Restate the records in their entirety, word for word.

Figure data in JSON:

================================

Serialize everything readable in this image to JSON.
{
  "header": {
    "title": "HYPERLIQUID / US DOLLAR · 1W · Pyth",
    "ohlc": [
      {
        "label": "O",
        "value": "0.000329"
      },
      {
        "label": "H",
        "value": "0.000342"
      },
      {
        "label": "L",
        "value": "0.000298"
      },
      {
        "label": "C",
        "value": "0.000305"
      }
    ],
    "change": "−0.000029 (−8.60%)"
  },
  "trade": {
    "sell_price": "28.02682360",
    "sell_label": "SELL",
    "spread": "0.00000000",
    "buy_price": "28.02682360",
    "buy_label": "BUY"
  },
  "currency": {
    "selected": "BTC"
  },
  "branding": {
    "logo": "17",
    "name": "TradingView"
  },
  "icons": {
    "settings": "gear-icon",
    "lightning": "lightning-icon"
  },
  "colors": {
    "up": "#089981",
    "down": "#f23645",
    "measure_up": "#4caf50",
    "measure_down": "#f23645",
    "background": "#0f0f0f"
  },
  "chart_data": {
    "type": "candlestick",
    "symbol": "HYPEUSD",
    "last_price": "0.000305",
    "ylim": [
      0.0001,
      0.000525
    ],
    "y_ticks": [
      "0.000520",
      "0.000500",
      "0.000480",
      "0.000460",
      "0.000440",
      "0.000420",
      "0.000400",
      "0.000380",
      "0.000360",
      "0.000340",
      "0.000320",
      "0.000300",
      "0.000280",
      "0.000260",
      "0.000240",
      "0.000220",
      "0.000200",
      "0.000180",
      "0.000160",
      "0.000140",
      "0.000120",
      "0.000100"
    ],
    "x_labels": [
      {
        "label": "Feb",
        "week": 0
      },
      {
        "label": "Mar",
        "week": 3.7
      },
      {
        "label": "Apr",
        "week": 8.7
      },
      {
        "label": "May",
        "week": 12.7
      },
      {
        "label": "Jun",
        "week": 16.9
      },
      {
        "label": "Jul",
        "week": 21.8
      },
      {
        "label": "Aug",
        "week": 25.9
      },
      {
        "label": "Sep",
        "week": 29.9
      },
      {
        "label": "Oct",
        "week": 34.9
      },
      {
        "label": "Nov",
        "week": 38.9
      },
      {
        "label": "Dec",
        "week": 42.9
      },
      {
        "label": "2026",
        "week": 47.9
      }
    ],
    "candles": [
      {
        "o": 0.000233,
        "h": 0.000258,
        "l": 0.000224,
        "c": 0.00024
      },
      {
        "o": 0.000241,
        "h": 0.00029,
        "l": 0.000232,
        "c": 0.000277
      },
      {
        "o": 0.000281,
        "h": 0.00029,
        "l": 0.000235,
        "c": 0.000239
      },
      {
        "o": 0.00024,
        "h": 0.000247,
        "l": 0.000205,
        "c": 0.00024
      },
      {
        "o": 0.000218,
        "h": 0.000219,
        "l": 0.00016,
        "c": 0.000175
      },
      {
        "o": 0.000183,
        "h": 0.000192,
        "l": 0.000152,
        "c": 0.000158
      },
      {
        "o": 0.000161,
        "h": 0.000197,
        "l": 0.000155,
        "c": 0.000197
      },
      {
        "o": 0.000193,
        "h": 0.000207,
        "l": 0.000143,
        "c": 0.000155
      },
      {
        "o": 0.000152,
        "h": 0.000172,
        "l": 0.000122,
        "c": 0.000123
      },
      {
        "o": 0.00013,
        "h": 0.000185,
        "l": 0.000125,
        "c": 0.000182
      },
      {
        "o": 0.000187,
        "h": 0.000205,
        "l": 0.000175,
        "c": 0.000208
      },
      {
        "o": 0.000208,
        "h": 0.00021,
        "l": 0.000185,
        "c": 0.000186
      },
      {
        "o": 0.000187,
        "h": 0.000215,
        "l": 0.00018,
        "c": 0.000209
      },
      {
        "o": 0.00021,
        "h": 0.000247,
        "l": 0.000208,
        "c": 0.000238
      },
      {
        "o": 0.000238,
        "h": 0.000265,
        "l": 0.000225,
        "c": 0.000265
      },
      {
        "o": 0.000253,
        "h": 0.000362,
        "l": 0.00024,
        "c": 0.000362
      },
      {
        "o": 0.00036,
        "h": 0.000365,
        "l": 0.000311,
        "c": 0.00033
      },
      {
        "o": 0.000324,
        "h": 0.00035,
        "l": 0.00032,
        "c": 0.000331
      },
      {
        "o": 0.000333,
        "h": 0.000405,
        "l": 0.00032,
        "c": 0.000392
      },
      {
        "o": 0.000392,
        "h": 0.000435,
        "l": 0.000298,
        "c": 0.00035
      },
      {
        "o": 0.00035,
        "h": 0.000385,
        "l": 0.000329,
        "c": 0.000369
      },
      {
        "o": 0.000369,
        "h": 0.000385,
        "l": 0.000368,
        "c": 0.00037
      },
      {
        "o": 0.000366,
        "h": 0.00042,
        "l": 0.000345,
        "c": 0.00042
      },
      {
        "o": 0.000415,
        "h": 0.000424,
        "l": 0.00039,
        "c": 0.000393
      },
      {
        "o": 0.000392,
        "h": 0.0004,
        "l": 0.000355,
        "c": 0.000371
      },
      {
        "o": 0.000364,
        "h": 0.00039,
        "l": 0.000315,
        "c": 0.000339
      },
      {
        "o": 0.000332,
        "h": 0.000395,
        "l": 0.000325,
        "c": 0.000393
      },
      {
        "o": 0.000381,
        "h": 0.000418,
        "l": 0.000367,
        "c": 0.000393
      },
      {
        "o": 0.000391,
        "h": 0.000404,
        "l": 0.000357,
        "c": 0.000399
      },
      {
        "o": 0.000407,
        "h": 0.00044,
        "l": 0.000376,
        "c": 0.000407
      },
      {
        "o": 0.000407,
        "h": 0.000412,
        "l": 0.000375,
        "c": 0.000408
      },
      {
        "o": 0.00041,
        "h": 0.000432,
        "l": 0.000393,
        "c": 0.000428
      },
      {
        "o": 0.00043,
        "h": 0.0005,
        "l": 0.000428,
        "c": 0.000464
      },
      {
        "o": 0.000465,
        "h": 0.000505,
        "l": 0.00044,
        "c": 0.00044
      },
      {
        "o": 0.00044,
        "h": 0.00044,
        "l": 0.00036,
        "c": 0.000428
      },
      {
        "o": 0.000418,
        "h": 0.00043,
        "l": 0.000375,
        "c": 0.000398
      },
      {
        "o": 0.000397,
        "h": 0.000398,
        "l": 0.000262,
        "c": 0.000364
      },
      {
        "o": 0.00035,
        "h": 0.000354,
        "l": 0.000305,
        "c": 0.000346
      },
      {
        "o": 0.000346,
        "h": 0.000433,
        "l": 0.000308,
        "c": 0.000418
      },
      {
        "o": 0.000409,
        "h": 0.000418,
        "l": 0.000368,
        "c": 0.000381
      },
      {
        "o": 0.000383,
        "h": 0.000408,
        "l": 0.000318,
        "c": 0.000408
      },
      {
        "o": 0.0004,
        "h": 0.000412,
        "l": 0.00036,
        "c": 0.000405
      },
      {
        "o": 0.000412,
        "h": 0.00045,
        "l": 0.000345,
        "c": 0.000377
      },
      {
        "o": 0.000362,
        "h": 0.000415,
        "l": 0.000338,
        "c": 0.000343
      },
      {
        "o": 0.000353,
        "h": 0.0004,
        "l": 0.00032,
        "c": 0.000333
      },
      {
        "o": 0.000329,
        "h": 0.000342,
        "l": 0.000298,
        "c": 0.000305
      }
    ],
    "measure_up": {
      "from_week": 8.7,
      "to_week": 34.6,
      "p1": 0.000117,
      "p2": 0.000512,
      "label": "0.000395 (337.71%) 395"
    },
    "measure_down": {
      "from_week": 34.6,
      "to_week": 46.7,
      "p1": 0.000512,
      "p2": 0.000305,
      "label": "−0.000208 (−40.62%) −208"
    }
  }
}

================================

EXPECTED ANSWER =>
Serialize everything readable in this image to JSON.
{
  "header": {
    "title": "HYPERLIQUID / US DOLLAR · 1W · Pyth",
    "ohlc": [
      {
        "label": "O",
        "value": "0.000329"
      },
      {
        "label": "H",
        "value": "0.000342"
      },
      {
        "label": "L",
        "value": "0.000298"
      },
      {
        "label": "C",
        "value": "0.000305"
      }
    ],
    "change": "−0.000029 (−8.60%)"
  },
  "trade": {
    "sell_price": "28.02682360",
    "sell_label": "SELL",
    "spread": "0.00000000",
    "buy_price": "28.02682360",
    "buy_label": "BUY"
  },
  "currency": {
    "selected": "BTC"
  },
  "branding": {
    "logo": "17",
    "name": "TradingView"
  },
  "icons": {
    "settings": "gear-icon",
    "lightning": "lightning-icon"
  },
  "colors": {
    "up": "#089981",
    "down": "#f23645",
    "measure_up": "#4caf50",
    "measure_down": "#f23645",
    "background": "#0f0f0f"
  },
  "chart_data": {
    "type": "candlestick",
    "symbol": "HYPEUSD",
    "last_price": "0.000305",
    "ylim": [
      0.0001,
      0.000525
    ],
    "y_ticks": [
      "0.000520",
      "0.000500",
      "0.000480",
      "0.000460",
      "0.000440",
      "0.000420",
      "0.000400",
      "0.000380",
      "0.000360",
      "0.000340",
      "0.000320",
      "0.000300",
      "0.000280",
      "0.000260",
      "0.000240",
      "0.000220",
      "0.000200",
      "0.000180",
      "0.000160",
      "0.000140",
      "0.000120",
      "0.000100"
    ],
    "x_labels": [
      {
        "label": "Feb",
        "week": 0
      },
      {
        "label": "Mar",
        "week": 3.7
      },
      {
        "label": "Apr",
        "week": 8.7
      },
      {
        "label": "May",
        "week": 12.7
      },
      {
        "label": "Jun",
        "week": 16.9
      },
      {
        "label": "Jul",
        "week": 21.8
      },
      {
        "label": "Aug",
        "week": 25.9
      },
      {
        "label": "Sep",
        "week": 29.9
      },
      {
        "label": "Oct",
        "week": 34.9
      },
      {
        "label": "Nov",
        "week": 38.9
      },
      {
        "label": "Dec",
        "week": 42.9
      },
      {
        "label": "2026",
        "week": 47.9
      }
    ],
    "candles": [
      {
        "o": 0.000233,
        "h": 0.000258,
        "l": 0.000224,
        "c": 0.00024
      },
      {
        "o": 0.000241,
        "h": 0.00029,
        "l": 0.000232,
        "c": 0.000277
      },
      {
        "o": 0.000281,
        "h": 0.00029,
        "l": 0.000235,
        "c": 0.000239
      },
      {
        "o": 0.00024,
        "h": 0.000247,
        "l": 0.000205,
        "c": 0.00024
      },
      {
        "o": 0.000218,
        "h": 0.000219,
        "l": 0.00016,
        "c": 0.000175
      },
      {
        "o": 0.000183,
        "h": 0.000192,
        "l": 0.000152,
        "c": 0.000158
      },
      {
        "o": 0.000161,
        "h": 0.000197,
        "l": 0.000155,
        "c": 0.000197
      },
      {
        "o": 0.000193,
        "h": 0.000207,
        "l": 0.000143,
        "c": 0.000155
      },
      {
        "o": 0.000152,
        "h": 0.000172,
        "l": 0.000122,
        "c": 0.000123
      },
      {
        "o": 0.00013,
        "h": 0.000185,
        "l": 0.000125,
        "c": 0.000182
      },
      {
        "o": 0.000187,
        "h": 0.000205,
        "l": 0.000175,
        "c": 0.000208
      },
      {
        "o": 0.000208,
        "h": 0.00021,
        "l": 0.000185,
        "c": 0.000186
      },
      {
        "o": 0.000187,
        "h": 0.000215,
        "l": 0.00018,
        "c": 0.000209
      },
      {
        "o": 0.00021,
        "h": 0.000247,
        "l": 0.000208,
        "c": 0.000238
      },
      {
        "o": 0.000238,
        "h": 0.000265,
        "l": 0.000225,
        "c": 0.000265
      },
      {
        "o": 0.000253,
        "h": 0.000362,
        "l": 0.00024,
        "c": 0.000362
      },
      {
        "o": 0.00036,
        "h": 0.000365,
        "l": 0.000311,
        "c": 0.00033
      },
      {
        "o": 0.000324,
        "h": 0.00035,
        "l": 0.00032,
        "c": 0.000331
      },
      {
        "o": 0.000333,
        "h": 0.000405,
        "l": 0.00032,
        "c": 0.000392
      },
      {
        "o": 0.000392,
        "h": 0.000435,
        "l": 0.000298,
        "c": 0.00035
      },
      {
        "o": 0.00035,
        "h": 0.000385,
        "l": 0.000329,
        "c": 0.000369
      },
      {
        "o": 0.000369,
        "h": 0.000385,
        "l": 0.000368,
        "c": 0.00037
      },
      {
        "o": 0.000366,
        "h": 0.00042,
        "l": 0.000345,
        "c": 0.00042
      },
      {
        "o": 0.000415,
        "h": 0.000424,
        "l": 0.00039,
        "c": 0.000393
      },
      {
        "o": 0.000392,
        "h": 0.0004,
        "l": 0.000355,
        "c": 0.000371
      },
      {
        "o": 0.000364,
        "h": 0.00039,
        "l": 0.000315,
        "c": 0.000339
      },
      {
        "o": 0.000332,
        "h": 0.000395,
        "l": 0.000325,
        "c": 0.000393
      },
      {
        "o": 0.000381,
        "h": 0.000418,
        "l": 0.000367,
        "c": 0.000393
      },
      {
        "o": 0.000391,
        "h": 0.000404,
        "l": 0.000357,
        "c": 0.000399
      },
      {
        "o": 0.000407,
        "h": 0.00044,
        "l": 0.000376,
        "c": 0.000407
      },
      {
        "o": 0.000407,
        "h": 0.000412,
        "l": 0.000375,
        "c": 0.000408
      },
      {
        "o": 0.00041,
        "h": 0.000432,
        "l": 0.000393,
        "c": 0.000428
      },
      {
        "o": 0.00043,
        "h": 0.0005,
        "l": 0.000428,
        "c": 0.000464
      },
      {
        "o": 0.000465,
        "h": 0.000505,
        "l": 0.00044,
        "c": 0.00044
      },
      {
        "o": 0.00044,
        "h": 0.00044,
        "l": 0.00036,
        "c": 0.000428
      },
      {
        "o": 0.000418,
        "h": 0.00043,
        "l": 0.000375,
        "c": 0.000398
      },
      {
        "o": 0.000397,
        "h": 0.000398,
        "l": 0.000262,
        "c": 0.000364
      },
      {
        "o": 0.00035,
        "h": 0.000354,
        "l": 0.000305,
        "c": 0.000346
      },
      {
        "o": 0.000346,
        "h": 0.000433,
        "l": 0.000308,
        "c": 0.000418
      },
      {
        "o": 0.000409,
        "h": 0.000418,
        "l": 0.000368,
        "c": 0.000381
      },
      {
        "o": 0.000383,
        "h": 0.000408,
        "l": 0.000318,
        "c": 0.000408
      },
      {
        "o": 0.0004,
        "h": 0.000412,
        "l": 0.00036,
        "c": 0.000405
      },
      {
        "o": 0.000412,
        "h": 0.00045,
        "l": 0.000345,
        "c": 0.000377
      },
      {
        "o": 0.000362,
        "h": 0.000415,
        "l": 0.000338,
        "c": 0.000343
      },
      {
        "o": 0.000353,
        "h": 0.0004,
        "l": 0.00032,
        "c": 0.000333
      },
      {
        "o": 0.000329,
        "h": 0.000342,
        "l": 0.000298,
        "c": 0.000305
      }
    ],
    "measure_up": {
      "from_week": 8.7,
      "to_week": 34.6,
      "p1": 0.000117,
      "p2": 0.000512,
      "label": "0.000395 (337.71%) 395"
    },
    "measure_down": {
      "from_week": 34.6,
      "to_week": 46.7,
      "p1": 0.000512,
      "p2": 0.000305,
      "label": "−0.000208 (−40.62%) −208"
    }
  }
}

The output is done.